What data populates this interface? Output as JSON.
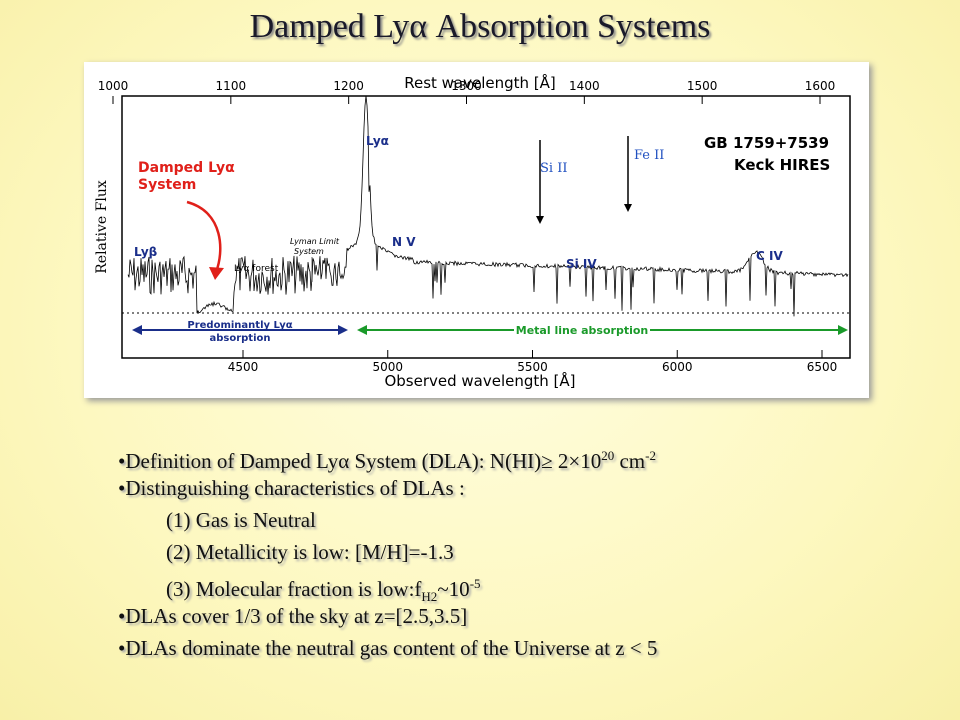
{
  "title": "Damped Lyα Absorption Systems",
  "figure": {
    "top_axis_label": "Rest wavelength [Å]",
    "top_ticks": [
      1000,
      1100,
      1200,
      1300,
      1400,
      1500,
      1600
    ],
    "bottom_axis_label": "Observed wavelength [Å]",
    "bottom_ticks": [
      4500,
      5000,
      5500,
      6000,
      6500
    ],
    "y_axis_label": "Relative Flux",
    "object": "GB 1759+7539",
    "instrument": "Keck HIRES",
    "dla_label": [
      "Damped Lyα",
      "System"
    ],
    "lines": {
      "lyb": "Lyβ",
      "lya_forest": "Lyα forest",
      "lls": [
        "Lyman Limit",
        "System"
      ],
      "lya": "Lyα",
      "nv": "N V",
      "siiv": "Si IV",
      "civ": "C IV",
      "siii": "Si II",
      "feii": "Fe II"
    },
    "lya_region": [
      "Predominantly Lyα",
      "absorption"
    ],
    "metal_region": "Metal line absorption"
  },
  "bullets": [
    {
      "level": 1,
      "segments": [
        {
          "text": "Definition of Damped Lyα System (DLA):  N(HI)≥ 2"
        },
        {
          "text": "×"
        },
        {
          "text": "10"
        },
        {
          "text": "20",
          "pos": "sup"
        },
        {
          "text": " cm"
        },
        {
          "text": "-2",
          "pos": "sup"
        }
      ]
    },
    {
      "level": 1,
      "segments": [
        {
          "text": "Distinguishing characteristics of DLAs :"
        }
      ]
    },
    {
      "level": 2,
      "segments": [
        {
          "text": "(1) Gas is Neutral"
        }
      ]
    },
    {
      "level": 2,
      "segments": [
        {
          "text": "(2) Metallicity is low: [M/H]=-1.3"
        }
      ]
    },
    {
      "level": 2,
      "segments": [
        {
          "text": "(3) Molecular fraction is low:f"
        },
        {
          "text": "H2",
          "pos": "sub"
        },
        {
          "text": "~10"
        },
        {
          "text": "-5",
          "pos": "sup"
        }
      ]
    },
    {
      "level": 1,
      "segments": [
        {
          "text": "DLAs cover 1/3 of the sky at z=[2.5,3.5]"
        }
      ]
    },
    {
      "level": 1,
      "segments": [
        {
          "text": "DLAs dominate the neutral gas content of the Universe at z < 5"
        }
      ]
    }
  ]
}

——

_What is needed_
Without the pictures, transcribe the listing above exactly.

_Task answer_
What data populates this interface? Output as JSON.
{
  "title": "Damped Lyα Absorption Systems",
  "figure": {
    "top_axis_label": "Rest wavelength [Å]",
    "top_ticks": [
      1000,
      1100,
      1200,
      1300,
      1400,
      1500,
      1600
    ],
    "bottom_axis_label": "Observed wavelength [Å]",
    "bottom_ticks": [
      4500,
      5000,
      5500,
      6000,
      6500
    ],
    "y_axis_label": "Relative Flux",
    "object": "GB 1759+7539",
    "instrument": "Keck HIRES",
    "dla_label": [
      "Damped Lyα",
      "System"
    ],
    "lines": {
      "lyb": "Lyβ",
      "lya_forest": "Lyα forest",
      "lls": [
        "Lyman Limit",
        "System"
      ],
      "lya": "Lyα",
      "nv": "N V",
      "siiv": "Si IV",
      "civ": "C IV",
      "siii": "Si II",
      "feii": "Fe II"
    },
    "lya_region": [
      "Predominantly Lyα",
      "absorption"
    ],
    "metal_region": "Metal line absorption"
  },
  "bullets": [
    {
      "level": 1,
      "segments": [
        {
          "text": "Definition of Damped Lyα System (DLA):  N(HI)≥ 2"
        },
        {
          "text": "×"
        },
        {
          "text": "10"
        },
        {
          "text": "20",
          "pos": "sup"
        },
        {
          "text": " cm"
        },
        {
          "text": "-2",
          "pos": "sup"
        }
      ]
    },
    {
      "level": 1,
      "segments": [
        {
          "text": "Distinguishing characteristics of DLAs :"
        }
      ]
    },
    {
      "level": 2,
      "segments": [
        {
          "text": "(1) Gas is Neutral"
        }
      ]
    },
    {
      "level": 2,
      "segments": [
        {
          "text": "(2) Metallicity is low: [M/H]=-1.3"
        }
      ]
    },
    {
      "level": 2,
      "segments": [
        {
          "text": "(3) Molecular fraction is low:f"
        },
        {
          "text": "H2",
          "pos": "sub"
        },
        {
          "text": "~10"
        },
        {
          "text": "-5",
          "pos": "sup"
        }
      ]
    },
    {
      "level": 1,
      "segments": [
        {
          "text": "DLAs cover 1/3 of the sky at z=[2.5,3.5]"
        }
      ]
    },
    {
      "level": 1,
      "segments": [
        {
          "text": "DLAs dominate the neutral gas content of the Universe at z < 5"
        }
      ]
    }
  ]
}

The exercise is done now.